----- GIVEN ENTRIES -----

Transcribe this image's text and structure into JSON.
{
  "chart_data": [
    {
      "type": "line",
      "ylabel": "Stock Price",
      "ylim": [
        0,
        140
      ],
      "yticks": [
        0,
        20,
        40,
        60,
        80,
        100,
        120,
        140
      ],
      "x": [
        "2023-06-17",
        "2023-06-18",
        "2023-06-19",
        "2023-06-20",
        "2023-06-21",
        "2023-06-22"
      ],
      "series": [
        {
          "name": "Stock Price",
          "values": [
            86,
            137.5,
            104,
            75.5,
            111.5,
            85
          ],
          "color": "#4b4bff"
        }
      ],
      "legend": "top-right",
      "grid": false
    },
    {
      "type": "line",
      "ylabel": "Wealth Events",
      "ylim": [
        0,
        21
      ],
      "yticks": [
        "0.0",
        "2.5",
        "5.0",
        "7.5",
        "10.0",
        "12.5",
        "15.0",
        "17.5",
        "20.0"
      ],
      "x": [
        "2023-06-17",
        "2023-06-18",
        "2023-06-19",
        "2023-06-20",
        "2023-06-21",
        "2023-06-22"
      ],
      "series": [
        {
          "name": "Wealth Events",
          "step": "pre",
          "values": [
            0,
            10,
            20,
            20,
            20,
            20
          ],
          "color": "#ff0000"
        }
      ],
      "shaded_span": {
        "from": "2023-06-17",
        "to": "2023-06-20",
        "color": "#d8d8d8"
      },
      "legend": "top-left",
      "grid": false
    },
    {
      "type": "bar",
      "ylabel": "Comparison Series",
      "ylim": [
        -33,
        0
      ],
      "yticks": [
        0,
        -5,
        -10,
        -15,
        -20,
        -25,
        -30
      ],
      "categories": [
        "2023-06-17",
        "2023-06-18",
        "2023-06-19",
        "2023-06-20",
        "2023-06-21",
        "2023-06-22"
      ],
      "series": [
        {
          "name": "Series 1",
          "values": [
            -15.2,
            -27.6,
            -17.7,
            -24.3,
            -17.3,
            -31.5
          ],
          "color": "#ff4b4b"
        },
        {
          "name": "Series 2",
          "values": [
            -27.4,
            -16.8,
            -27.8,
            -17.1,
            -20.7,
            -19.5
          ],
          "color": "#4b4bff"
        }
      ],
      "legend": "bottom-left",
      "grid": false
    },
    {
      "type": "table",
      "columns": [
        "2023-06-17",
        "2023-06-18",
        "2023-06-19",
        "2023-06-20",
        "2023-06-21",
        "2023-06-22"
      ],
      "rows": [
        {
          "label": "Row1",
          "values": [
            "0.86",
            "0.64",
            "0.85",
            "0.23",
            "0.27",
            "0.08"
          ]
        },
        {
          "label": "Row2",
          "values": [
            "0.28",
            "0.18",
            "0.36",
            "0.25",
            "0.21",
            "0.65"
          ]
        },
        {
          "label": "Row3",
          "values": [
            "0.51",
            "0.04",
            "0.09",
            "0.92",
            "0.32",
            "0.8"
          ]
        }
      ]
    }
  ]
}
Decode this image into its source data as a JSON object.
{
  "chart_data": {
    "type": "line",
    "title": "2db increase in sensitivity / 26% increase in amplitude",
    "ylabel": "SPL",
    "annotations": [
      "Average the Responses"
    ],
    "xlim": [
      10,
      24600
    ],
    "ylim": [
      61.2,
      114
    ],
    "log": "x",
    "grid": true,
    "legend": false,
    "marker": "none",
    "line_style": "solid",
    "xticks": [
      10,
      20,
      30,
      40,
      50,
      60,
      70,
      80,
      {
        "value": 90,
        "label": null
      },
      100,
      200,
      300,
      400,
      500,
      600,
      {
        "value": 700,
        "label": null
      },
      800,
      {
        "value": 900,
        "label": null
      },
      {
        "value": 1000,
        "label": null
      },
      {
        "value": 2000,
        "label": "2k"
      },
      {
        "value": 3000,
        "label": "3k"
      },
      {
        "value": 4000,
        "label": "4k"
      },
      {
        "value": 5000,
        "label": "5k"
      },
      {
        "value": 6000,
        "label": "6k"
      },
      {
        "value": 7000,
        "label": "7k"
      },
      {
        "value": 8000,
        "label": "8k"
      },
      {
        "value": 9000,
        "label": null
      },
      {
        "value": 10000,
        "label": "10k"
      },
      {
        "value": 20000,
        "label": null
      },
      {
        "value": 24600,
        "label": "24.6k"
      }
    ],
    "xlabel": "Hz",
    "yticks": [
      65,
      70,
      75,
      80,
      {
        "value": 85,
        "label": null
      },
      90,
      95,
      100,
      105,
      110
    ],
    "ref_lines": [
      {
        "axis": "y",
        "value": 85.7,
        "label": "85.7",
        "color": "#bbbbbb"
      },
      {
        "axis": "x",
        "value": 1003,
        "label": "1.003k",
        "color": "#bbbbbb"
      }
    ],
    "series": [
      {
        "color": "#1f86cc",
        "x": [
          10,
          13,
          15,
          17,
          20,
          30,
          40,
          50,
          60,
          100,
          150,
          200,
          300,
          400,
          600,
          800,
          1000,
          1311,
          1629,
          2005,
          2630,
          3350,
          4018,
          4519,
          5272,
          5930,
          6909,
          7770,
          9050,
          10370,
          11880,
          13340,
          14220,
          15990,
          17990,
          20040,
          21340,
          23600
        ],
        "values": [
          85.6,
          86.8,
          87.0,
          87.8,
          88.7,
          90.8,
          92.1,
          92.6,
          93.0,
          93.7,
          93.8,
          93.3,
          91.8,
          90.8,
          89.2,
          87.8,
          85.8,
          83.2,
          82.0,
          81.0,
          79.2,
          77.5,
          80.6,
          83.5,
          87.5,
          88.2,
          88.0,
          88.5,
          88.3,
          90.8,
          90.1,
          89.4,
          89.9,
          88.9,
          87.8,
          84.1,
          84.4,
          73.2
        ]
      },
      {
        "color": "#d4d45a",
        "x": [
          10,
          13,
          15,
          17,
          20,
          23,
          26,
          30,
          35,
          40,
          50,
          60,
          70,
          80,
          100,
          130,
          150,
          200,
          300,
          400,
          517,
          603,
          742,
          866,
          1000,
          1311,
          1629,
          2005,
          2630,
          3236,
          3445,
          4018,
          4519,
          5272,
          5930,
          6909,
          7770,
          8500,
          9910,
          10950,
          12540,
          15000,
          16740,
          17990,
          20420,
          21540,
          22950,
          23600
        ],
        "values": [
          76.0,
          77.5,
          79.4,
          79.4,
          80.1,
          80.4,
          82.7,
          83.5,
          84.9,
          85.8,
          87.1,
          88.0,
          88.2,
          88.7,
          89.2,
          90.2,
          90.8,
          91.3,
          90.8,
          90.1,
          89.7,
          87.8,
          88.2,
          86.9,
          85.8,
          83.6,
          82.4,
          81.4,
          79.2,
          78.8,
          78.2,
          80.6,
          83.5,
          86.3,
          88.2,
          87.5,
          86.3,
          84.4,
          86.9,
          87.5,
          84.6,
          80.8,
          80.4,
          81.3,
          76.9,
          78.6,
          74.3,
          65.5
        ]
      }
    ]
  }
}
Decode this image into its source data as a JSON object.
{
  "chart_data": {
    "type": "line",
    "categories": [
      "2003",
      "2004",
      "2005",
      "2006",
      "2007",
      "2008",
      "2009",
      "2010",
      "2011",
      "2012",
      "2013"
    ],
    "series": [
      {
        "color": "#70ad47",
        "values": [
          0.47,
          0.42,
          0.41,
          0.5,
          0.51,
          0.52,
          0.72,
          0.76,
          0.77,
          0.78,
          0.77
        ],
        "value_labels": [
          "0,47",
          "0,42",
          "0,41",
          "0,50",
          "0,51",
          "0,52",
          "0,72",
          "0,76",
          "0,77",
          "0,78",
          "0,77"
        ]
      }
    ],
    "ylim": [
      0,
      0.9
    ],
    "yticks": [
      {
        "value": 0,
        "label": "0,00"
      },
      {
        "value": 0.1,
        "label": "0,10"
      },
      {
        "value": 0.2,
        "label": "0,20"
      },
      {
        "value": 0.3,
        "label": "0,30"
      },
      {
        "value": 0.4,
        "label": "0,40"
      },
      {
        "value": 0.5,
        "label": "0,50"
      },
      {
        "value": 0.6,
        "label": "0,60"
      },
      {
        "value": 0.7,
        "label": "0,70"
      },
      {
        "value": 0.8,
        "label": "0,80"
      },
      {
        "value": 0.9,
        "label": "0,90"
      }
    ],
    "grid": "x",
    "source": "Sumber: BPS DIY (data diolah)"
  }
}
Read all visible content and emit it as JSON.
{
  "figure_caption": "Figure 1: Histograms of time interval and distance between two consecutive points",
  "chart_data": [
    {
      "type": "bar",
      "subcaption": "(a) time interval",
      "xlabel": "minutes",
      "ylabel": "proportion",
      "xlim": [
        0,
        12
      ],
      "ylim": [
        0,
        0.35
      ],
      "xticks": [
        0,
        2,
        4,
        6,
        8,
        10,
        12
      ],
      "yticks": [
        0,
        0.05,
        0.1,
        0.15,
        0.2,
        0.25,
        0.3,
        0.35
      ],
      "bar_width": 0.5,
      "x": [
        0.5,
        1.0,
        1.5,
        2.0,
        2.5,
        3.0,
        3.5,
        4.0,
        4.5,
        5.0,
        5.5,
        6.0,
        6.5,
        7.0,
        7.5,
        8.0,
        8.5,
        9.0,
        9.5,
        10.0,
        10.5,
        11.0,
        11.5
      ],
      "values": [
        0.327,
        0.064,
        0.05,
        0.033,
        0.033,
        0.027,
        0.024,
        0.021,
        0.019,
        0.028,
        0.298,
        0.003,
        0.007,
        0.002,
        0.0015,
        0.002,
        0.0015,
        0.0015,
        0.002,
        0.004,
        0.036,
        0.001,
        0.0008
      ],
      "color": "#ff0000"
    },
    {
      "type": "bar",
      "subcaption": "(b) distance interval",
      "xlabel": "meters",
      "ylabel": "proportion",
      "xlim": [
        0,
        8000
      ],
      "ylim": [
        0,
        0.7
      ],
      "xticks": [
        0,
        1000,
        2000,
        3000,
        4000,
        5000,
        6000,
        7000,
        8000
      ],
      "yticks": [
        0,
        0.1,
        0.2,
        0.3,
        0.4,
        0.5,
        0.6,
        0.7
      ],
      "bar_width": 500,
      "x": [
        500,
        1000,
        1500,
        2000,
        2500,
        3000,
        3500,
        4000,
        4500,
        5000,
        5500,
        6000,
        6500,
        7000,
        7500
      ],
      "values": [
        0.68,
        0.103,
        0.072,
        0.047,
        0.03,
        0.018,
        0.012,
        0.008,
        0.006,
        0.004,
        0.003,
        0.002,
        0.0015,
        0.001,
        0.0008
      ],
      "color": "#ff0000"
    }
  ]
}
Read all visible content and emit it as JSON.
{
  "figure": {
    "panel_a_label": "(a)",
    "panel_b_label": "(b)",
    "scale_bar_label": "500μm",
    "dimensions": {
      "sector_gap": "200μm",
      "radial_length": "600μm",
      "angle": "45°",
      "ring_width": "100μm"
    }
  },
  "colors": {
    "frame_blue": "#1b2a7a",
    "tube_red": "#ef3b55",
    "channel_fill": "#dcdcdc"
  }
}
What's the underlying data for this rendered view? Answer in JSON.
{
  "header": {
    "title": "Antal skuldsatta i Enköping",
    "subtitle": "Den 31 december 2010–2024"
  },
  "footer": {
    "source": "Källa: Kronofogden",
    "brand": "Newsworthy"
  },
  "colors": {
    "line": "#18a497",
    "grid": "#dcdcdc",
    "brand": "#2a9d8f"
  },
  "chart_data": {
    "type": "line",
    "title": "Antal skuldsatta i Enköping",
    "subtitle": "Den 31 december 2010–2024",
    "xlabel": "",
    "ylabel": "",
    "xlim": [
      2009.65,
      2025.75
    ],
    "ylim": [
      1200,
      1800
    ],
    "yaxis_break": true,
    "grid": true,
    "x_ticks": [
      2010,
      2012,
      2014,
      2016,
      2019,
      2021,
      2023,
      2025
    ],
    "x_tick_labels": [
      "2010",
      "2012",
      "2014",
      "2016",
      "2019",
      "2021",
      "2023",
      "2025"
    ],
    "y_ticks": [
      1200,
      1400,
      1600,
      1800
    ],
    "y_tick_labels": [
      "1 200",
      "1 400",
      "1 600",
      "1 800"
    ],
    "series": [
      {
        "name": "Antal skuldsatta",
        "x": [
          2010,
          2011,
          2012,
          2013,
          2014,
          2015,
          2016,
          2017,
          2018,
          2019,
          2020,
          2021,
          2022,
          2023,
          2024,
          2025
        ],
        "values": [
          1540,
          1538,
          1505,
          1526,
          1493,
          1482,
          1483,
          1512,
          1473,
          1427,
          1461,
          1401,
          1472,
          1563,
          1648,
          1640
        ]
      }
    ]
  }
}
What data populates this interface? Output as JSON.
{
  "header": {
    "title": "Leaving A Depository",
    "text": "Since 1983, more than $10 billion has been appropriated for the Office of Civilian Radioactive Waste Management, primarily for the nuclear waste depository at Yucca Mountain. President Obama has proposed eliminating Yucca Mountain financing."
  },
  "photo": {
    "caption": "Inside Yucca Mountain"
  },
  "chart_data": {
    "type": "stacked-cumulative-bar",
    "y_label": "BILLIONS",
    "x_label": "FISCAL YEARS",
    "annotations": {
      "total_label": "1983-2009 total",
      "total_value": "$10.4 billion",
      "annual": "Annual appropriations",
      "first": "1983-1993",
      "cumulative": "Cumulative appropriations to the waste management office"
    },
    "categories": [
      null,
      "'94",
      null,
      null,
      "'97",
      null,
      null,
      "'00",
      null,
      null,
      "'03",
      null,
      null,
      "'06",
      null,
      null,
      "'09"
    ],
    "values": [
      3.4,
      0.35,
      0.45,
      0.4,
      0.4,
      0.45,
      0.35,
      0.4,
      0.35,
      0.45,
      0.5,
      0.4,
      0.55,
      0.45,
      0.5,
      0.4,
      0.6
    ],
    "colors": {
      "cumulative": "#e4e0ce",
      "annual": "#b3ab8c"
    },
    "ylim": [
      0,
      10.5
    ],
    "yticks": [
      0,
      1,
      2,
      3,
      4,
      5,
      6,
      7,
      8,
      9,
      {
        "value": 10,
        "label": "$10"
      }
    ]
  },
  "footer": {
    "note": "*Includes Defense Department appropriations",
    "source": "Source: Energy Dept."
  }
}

-----

Wherever "subtitle" shows up in a line, copy that line.

◆ FINISHED EXERCISE ◆
    "subtitle": "Den 31 december 2010–2024"
    "subtitle": "Den 31 december 2010–2024",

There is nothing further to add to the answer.